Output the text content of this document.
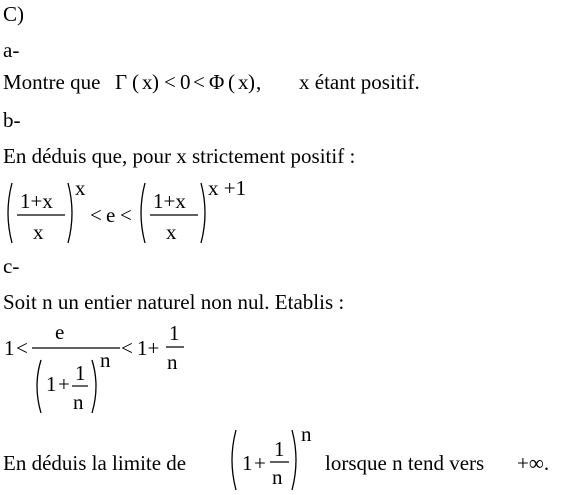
C)
a-
Montre que Γ ( x ) < 0 < Φ ( x ) , x étant positif.
b-
En déduis que, pour x strictement positif :
1+x
x
x
< e <
1+x
x
x +1
c-
Soit n un entier naturel non nul. Etablis :
1 <
e
1 + 1
n
n < 1+
1
n
En déduis la limite de	1 +
1
n
n
lorsque n tend vers +∞.
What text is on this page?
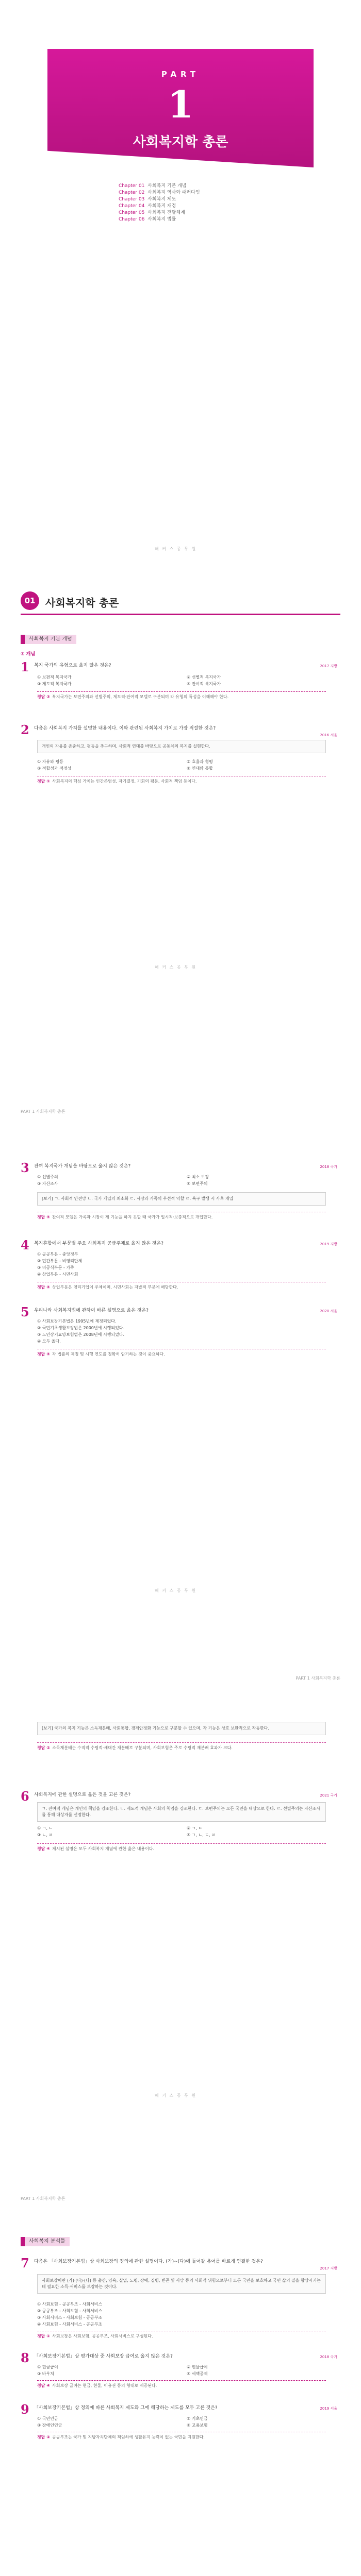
PART
1
사회복지학 총론
Chapter 01 사회복지 기본 개념
Chapter 02 사회복지 역사와 패러다임
Chapter 03 사회복지 제도
Chapter 04 사회복지 재정
Chapter 05 사회복지 전달체계
Chapter 06 사회복지 법률
해 커 스 공 무 원
01 사회복지학 총론
사회복지 기본 개념
① 개념
1	복지 국가의 유형으로 옳지 않은 것은?	2017 지방
① 보편적 복지국가	② 선별적 복지국가
③ 제도적 복지국가	④ 잔여적 복지국가
정답 ③ 복지국가는 보편주의와 선별주의, 제도적·잔여적 모델로 구분되며 각 유형의 특성을 이해해야 한다.
2	다음은 사회복지 가치를 설명한 내용이다. 이와 관련된 사회복지 가치로 가장 적절한 것은?
2016 서울
개인의 자유를 존중하고, 평등을 추구하며, 사회적 연대를 바탕으로 공동체의 복지를 실현한다.
① 자유와 평등	② 효율과 형평
③ 적합성과 적정성	④ 연대와 통합
정답 ① 사회복지의 핵심 가치는 인간존엄성, 자기결정, 기회의 평등, 사회적 책임 등이다.
해 커 스 공 무 원
PART 1 사회복지학 총론
3	잔여 복지국가 개념을 바탕으로 옳지 않은 것은?	2018 국가
① 선별주의	② 최소 보장
③ 자산조사	④ 보편주의
[보기] ㄱ. 사회적 안전망 ㄴ. 국가 개입의 최소화 ㄷ. 시장과 가족의 우선적 역할 ㄹ. 욕구 발생 시 사후 개입
정답 ④ 잔여적 모델은 가족과 시장이 제 기능을 하지 못할 때 국가가 일시적·보충적으로 개입한다.
4	복지혼합에서 부문별 주요 사회복지 공급주체로 옳지 않은 것은?	2019 지방
① 공공부문 - 중앙정부
② 민간부문 - 비영리단체
③ 비공식부문 - 가족
④ 상업부문 - 시민사회
정답 ④ 상업부문은 영리기업이 주체이며, 시민사회는 자발적 부문에 해당한다.
5	우리나라 사회복지법에 관하여 바른 설명으로 옳은 것은?	2020 서울
① 사회보장기본법은 1995년에 제정되었다.
② 국민기초생활보장법은 2000년에 시행되었다.
③ 노인장기요양보험법은 2008년에 시행되었다.
④ 모두 옳다.
정답 ④ 각 법률의 제정 및 시행 연도를 정확히 암기하는 것이 중요하다.
해 커 스 공 무 원
PART 1 사회복지학 총론
[보기] 국가의 복지 기능은 소득재분배, 사회통합, 경제안정화 기능으로 구분할 수 있으며, 각 기능은 상호 보완적으로 작동한다.
정답 ② 소득재분배는 수직적·수평적·세대간 재분배로 구분되며, 사회보험은 주로 수평적 재분배 효과가 크다.
6	사회복지에 관한 설명으로 옳은 것을 고른 것은?	2021 국가
ㄱ. 잔여적 개념은 개인의 책임을 강조한다. ㄴ. 제도적 개념은 사회의 책임을 강조한다. ㄷ. 보편주의는 모든 국민을 대상으로 한다. ㄹ. 선별주의는 자산조사를 통해 대상자를 선정한다.
① ㄱ, ㄴ	② ㄱ, ㄷ
③ ㄴ, ㄹ	④ ㄱ, ㄴ, ㄷ, ㄹ
정답 ④ 제시된 설명은 모두 사회복지 개념에 관한 옳은 내용이다.
해 커 스 공 무 원
PART 1 사회복지학 총론
사회복지 분석틀
7	다음은 「사회보장기본법」상 사회보장의 정의에 관한 설명이다. (가)~(다)에 들어갈 용어를 바르게 연결한 것은?
2017 지방
사회보장이란 (가)·(나)·(다) 등 출산, 양육, 실업, 노령, 장애, 질병, 빈곤 및 사망 등의 사회적 위험으로부터 모든 국민을 보호하고 국민 삶의 질을 향상시키는 데 필요한 소득·서비스를 보장하는 것이다.
① 사회보험 - 공공부조 - 사회서비스
② 공공부조 - 사회보험 - 사회서비스
③ 사회서비스 - 사회보험 - 공공부조
④ 사회보험 - 사회서비스 - 공공부조
정답 ① 사회보장은 사회보험, 공공부조, 사회서비스로 구성된다.
8	「사회보장기본법」상 평가대상 중 사회보장 급여로 옳지 않은 것은?	2018 국가
① 현금급여	② 현물급여
③ 바우처	④ 세액공제
정답 ④ 사회보장 급여는 현금, 현물, 이용권 등의 형태로 제공된다.
9	「사회보장기본법」상 정의에 따른 사회복지 제도와 그에 해당하는 제도를 모두 고른 것은?	2019 서울
① 국민연금	② 기초연금
③ 장애인연금	④ 고용보험
정답 ② 공공부조는 국가 및 지방자치단체의 책임하에 생활유지 능력이 없는 국민을 지원한다.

* REQUEST *
Only the number should be given: how many lines of the data contain the word "Chapter"?

* OUTPUT FOR THIS TASK *
6